TASK BRIEF –
Copy out each line of the material below that holds the string "Temperature".

* begin EXTRACTED DATA *

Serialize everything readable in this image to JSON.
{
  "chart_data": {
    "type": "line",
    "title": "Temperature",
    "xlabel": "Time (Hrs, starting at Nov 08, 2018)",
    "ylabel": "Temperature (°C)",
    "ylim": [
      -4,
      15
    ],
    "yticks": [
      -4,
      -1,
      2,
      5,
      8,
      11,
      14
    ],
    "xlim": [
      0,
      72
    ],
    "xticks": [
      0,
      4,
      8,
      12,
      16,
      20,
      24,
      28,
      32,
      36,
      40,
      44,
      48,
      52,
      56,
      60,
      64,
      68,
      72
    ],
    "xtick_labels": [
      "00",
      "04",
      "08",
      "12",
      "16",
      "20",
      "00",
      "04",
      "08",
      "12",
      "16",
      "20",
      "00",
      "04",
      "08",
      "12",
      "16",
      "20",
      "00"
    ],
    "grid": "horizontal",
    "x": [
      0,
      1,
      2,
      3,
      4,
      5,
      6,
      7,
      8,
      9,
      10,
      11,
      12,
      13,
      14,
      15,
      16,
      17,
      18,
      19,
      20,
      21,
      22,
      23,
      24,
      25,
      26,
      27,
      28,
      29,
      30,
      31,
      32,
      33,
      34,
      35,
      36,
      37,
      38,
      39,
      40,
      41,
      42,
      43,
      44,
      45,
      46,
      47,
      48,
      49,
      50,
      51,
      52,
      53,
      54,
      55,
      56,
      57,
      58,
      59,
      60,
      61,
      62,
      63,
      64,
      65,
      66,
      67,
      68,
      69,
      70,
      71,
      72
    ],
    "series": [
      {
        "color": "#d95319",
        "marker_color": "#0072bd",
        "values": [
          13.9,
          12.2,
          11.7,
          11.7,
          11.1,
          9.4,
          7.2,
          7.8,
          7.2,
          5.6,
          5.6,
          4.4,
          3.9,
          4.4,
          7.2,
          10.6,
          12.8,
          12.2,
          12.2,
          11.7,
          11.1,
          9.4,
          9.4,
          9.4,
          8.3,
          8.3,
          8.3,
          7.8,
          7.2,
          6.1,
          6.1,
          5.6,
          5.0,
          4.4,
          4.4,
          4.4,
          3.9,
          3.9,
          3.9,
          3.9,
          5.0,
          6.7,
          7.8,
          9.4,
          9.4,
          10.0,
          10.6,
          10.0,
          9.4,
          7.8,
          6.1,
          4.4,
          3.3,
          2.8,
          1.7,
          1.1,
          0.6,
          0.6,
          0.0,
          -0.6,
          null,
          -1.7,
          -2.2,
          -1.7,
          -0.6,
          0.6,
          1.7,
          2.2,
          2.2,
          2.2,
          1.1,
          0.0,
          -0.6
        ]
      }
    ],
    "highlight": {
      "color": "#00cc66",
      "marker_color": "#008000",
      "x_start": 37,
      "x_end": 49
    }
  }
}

* end EXTRACTED DATA *

RESPONSE –
    "title": "Temperature",
    "ylabel": "Temperature (°C)",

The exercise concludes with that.